→ Problem description
From the listing below, extract every line in which the word "practise" appears.

→ Records for this task
====
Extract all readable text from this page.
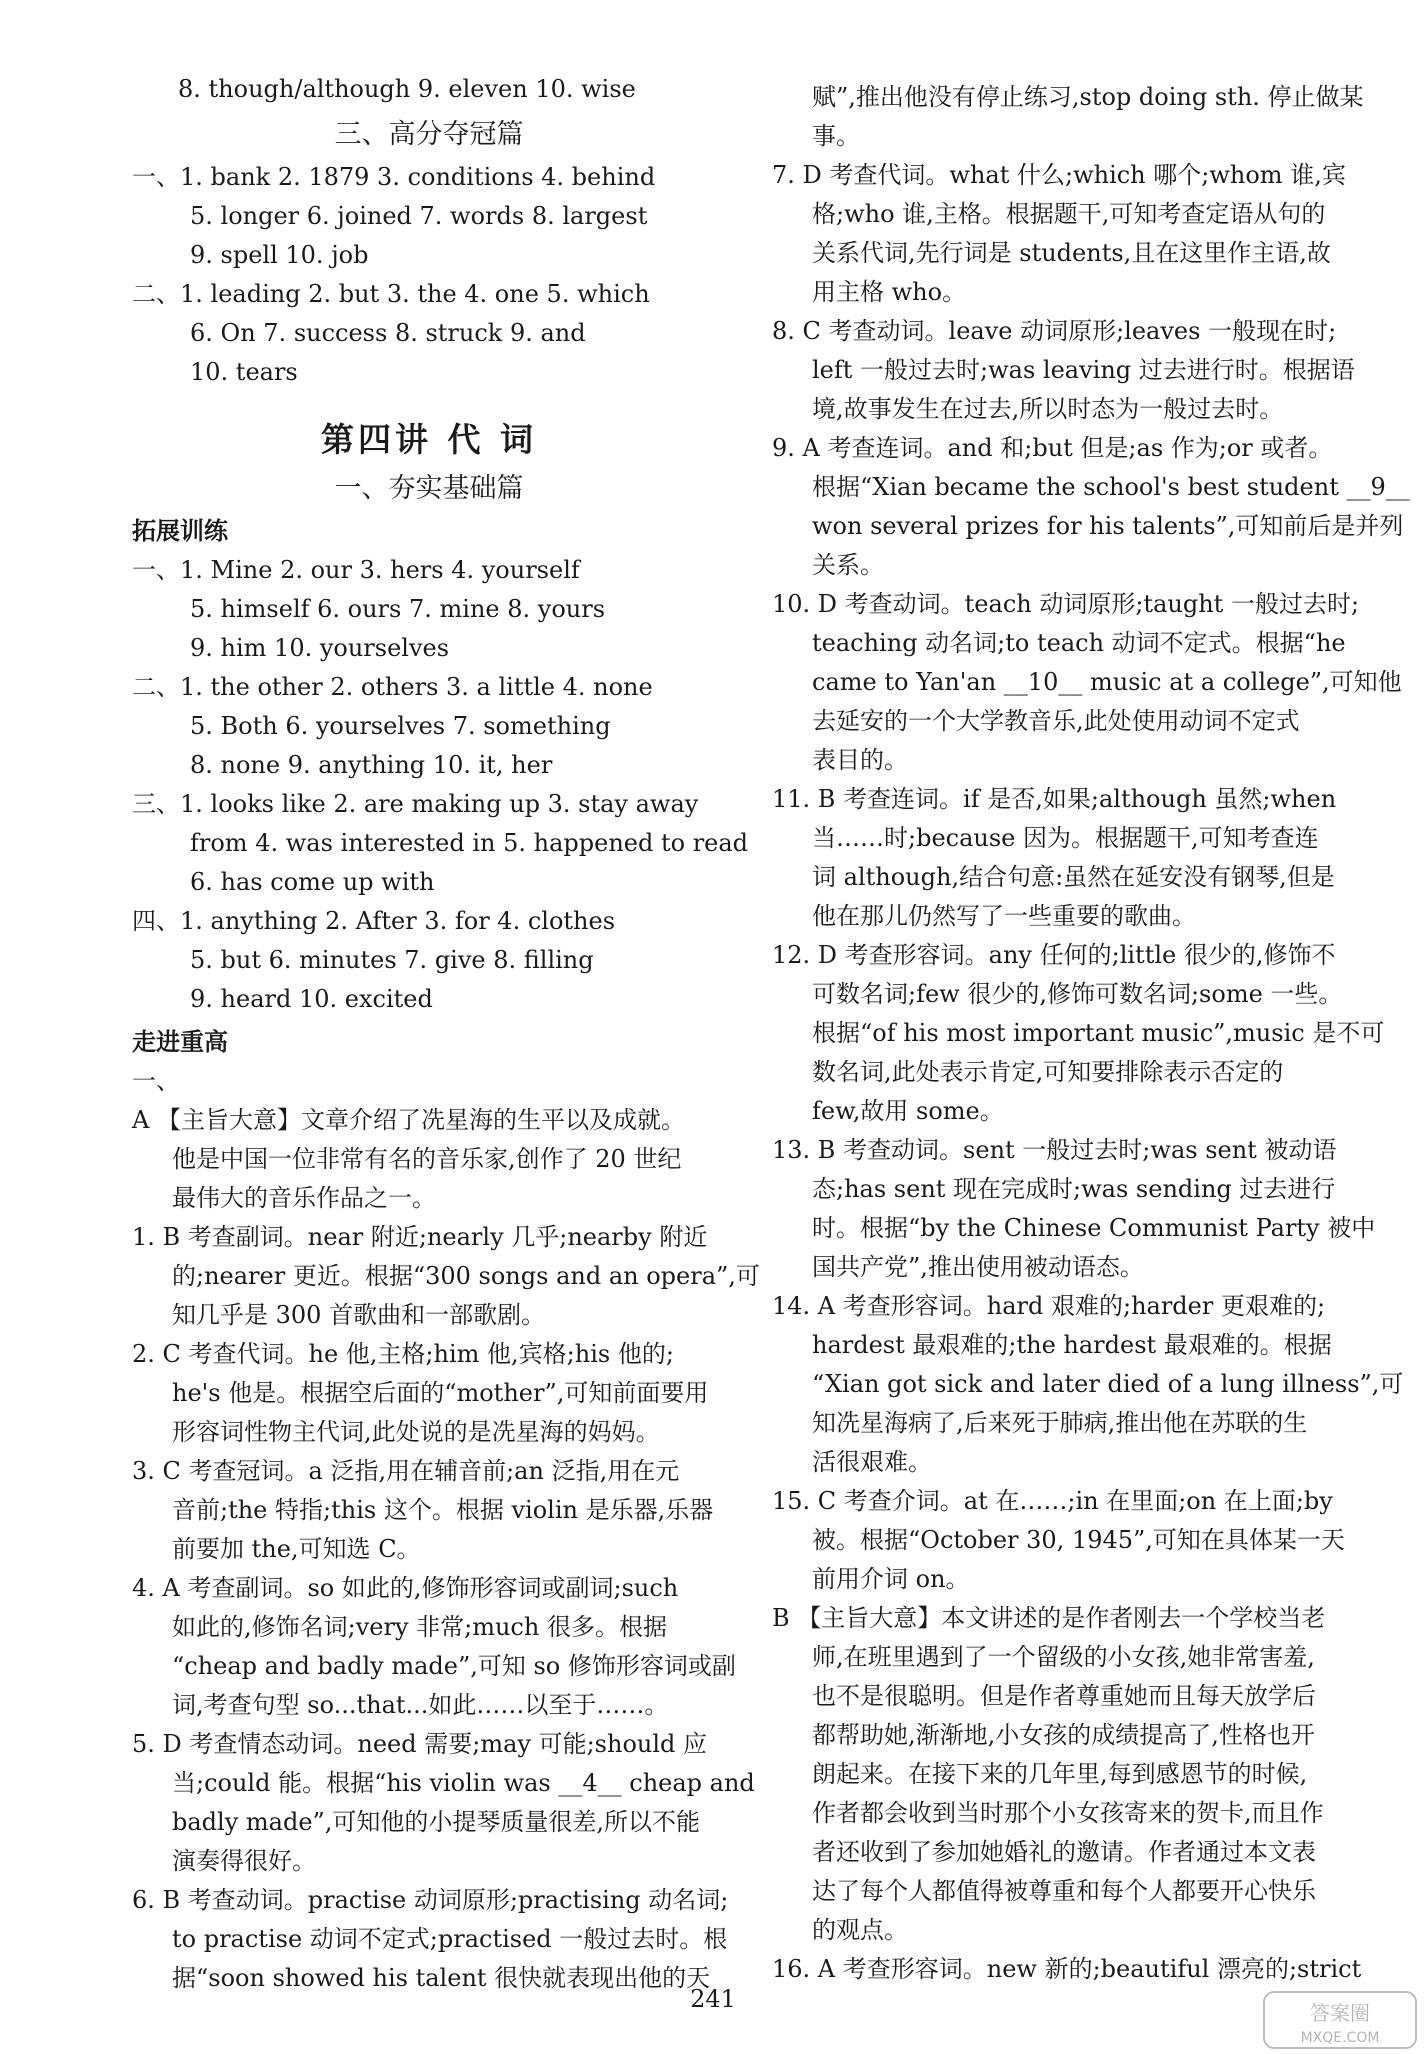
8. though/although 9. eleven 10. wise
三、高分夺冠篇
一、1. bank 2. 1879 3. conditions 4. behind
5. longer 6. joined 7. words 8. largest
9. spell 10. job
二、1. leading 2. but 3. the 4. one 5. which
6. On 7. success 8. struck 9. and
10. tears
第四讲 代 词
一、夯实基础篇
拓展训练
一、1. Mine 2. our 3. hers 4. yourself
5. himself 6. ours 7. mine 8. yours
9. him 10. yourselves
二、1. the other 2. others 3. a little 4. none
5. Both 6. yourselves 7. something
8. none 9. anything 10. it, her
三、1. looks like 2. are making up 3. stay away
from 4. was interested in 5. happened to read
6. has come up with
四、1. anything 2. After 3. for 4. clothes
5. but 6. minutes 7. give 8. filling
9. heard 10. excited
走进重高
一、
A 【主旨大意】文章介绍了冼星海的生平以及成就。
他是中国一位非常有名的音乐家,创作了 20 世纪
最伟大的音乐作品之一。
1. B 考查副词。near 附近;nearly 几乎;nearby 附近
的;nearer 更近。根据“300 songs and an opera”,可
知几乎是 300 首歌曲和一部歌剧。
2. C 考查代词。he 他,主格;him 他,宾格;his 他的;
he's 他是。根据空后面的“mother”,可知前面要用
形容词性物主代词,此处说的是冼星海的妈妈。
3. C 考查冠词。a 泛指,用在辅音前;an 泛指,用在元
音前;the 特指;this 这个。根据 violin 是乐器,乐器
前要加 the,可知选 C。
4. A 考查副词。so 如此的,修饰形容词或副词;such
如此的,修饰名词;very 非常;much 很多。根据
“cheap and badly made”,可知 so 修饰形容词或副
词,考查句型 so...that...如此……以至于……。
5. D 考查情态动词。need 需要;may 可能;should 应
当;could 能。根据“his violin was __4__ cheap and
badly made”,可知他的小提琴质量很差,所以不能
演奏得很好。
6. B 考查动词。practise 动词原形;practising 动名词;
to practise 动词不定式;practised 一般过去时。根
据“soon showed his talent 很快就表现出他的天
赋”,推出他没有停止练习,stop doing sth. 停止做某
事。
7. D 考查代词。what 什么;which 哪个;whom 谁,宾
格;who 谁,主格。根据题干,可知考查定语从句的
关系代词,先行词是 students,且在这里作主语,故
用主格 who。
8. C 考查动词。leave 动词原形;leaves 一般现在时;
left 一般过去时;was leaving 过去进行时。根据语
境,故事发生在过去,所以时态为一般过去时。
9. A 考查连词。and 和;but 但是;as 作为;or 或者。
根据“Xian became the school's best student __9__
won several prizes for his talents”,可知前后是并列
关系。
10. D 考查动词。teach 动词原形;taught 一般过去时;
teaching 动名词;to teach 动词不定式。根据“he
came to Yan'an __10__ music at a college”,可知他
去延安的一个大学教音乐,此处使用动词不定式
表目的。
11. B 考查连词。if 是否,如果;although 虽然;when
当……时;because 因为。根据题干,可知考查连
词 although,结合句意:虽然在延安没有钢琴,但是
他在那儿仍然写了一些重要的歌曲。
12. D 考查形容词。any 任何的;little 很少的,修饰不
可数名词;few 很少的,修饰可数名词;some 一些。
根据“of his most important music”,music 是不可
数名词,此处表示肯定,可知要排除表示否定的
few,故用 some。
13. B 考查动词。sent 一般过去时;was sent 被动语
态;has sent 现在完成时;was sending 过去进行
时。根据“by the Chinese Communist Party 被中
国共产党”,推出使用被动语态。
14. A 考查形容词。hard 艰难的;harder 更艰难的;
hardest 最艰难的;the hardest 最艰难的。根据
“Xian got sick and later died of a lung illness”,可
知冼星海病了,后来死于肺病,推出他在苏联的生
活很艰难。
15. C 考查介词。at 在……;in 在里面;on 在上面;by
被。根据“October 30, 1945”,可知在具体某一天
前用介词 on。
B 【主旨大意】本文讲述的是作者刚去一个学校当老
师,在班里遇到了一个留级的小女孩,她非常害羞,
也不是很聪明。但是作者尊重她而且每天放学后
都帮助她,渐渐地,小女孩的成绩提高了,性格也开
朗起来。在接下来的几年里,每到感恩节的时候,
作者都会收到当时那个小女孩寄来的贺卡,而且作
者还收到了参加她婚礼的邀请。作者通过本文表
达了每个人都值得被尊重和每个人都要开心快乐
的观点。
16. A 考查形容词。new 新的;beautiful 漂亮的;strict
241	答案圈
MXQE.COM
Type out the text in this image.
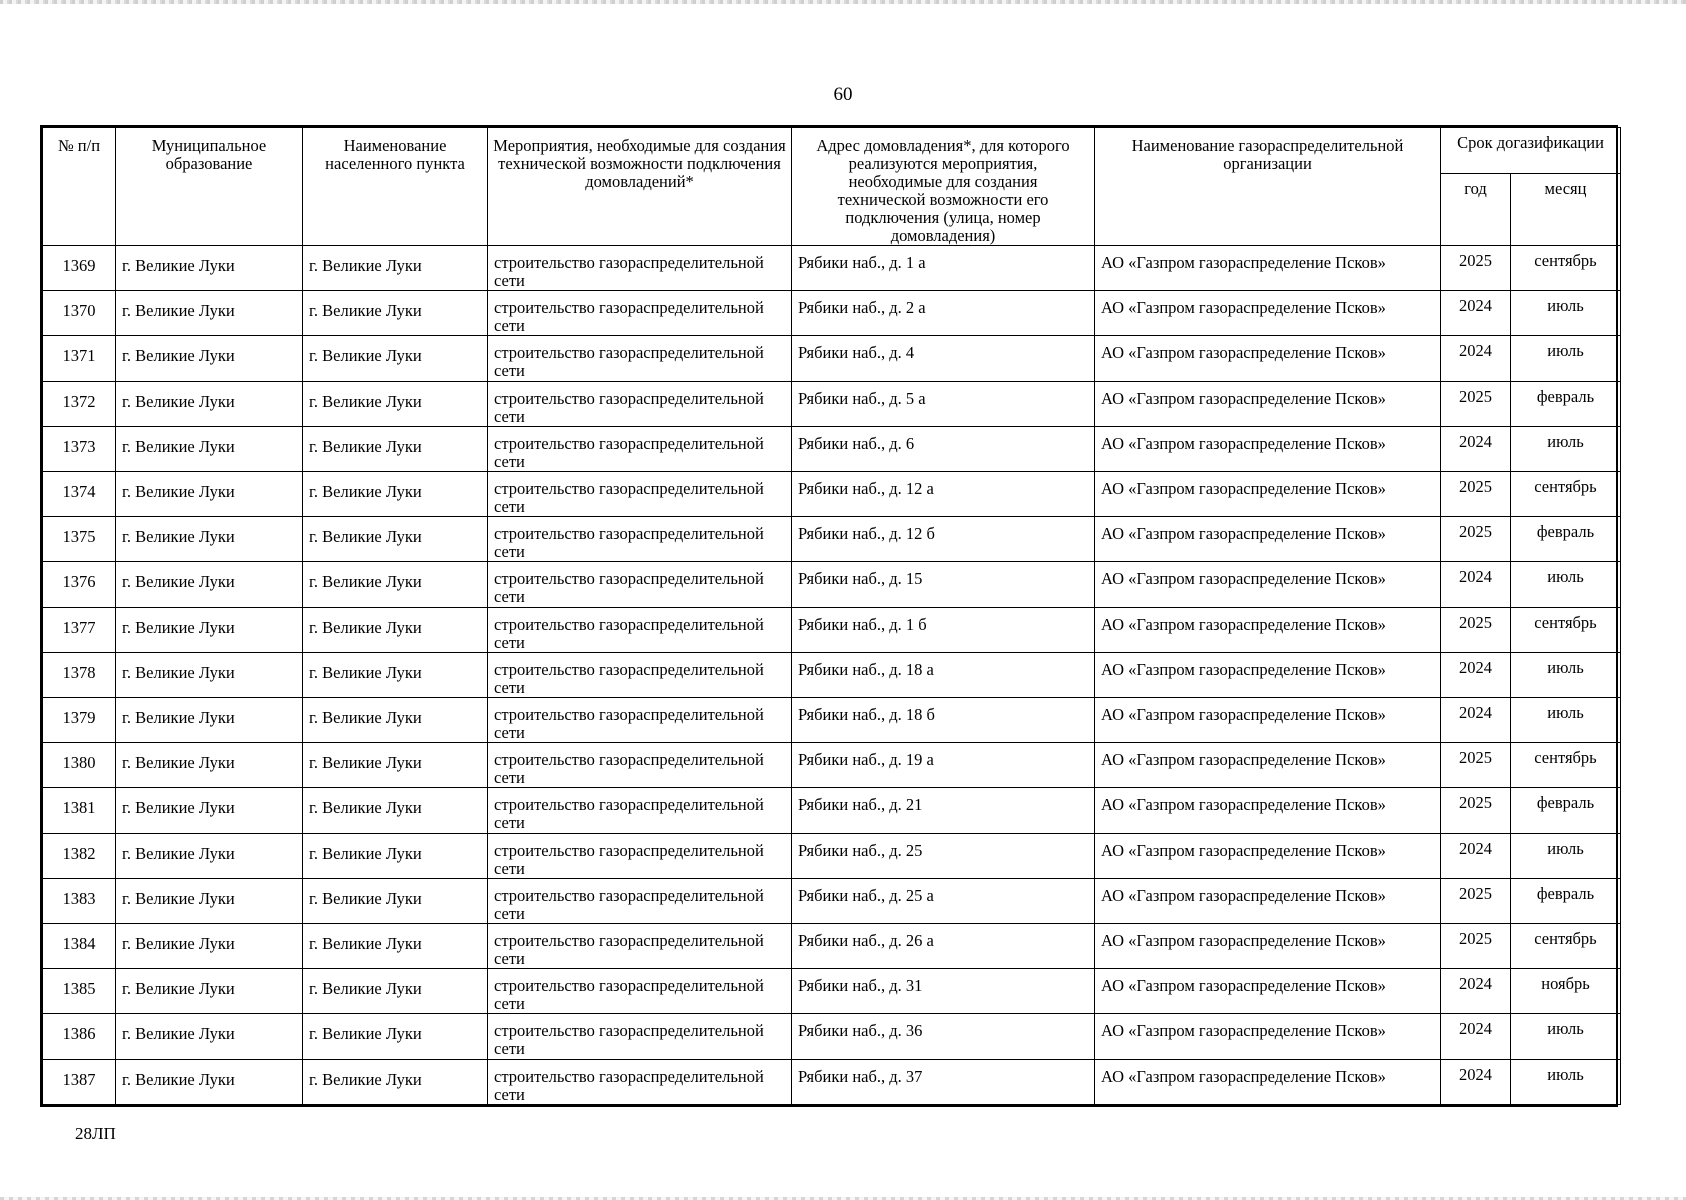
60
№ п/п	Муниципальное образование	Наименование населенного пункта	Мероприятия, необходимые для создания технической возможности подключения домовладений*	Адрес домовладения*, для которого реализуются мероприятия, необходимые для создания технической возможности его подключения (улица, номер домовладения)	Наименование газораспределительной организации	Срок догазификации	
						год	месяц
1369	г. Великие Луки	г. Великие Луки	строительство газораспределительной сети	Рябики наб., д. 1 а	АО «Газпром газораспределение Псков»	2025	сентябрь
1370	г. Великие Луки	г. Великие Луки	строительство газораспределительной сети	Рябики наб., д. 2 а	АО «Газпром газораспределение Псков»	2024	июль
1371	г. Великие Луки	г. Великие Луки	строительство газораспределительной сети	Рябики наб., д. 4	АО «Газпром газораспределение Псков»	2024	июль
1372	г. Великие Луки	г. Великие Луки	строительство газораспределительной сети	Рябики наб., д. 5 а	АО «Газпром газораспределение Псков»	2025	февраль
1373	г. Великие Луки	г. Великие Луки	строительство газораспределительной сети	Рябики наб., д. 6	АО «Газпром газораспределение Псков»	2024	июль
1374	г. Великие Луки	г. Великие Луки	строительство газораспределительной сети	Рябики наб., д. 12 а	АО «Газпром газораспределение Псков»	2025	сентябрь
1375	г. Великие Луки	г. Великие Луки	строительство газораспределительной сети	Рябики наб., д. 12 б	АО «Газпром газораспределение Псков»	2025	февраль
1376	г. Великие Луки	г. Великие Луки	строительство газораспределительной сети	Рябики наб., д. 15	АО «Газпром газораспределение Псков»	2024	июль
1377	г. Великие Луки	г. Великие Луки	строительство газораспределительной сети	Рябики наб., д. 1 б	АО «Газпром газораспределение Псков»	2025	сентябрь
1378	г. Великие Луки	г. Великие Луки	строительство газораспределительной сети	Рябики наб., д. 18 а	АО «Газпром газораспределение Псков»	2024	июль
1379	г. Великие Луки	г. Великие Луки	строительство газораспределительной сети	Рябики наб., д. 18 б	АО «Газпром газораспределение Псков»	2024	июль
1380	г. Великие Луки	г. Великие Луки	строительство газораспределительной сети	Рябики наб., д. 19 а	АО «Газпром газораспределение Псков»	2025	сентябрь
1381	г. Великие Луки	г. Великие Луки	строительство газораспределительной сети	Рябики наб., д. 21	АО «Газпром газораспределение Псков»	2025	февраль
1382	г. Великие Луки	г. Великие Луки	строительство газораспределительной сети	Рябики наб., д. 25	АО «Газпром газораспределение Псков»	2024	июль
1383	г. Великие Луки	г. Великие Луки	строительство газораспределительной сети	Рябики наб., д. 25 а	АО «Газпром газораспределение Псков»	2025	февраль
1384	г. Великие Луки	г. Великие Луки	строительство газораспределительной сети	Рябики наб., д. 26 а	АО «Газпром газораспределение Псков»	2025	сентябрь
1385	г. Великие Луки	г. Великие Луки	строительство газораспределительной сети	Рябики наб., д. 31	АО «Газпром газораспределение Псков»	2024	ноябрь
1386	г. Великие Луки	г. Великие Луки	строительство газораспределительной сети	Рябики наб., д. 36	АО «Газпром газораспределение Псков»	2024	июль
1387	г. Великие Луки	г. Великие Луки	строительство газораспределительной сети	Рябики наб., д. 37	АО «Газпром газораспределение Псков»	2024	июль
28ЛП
====
→ Exercise result
6. B 考查动词。practise 动词原形;practising 动名词;
to practise 动词不定式;practised 一般过去时。根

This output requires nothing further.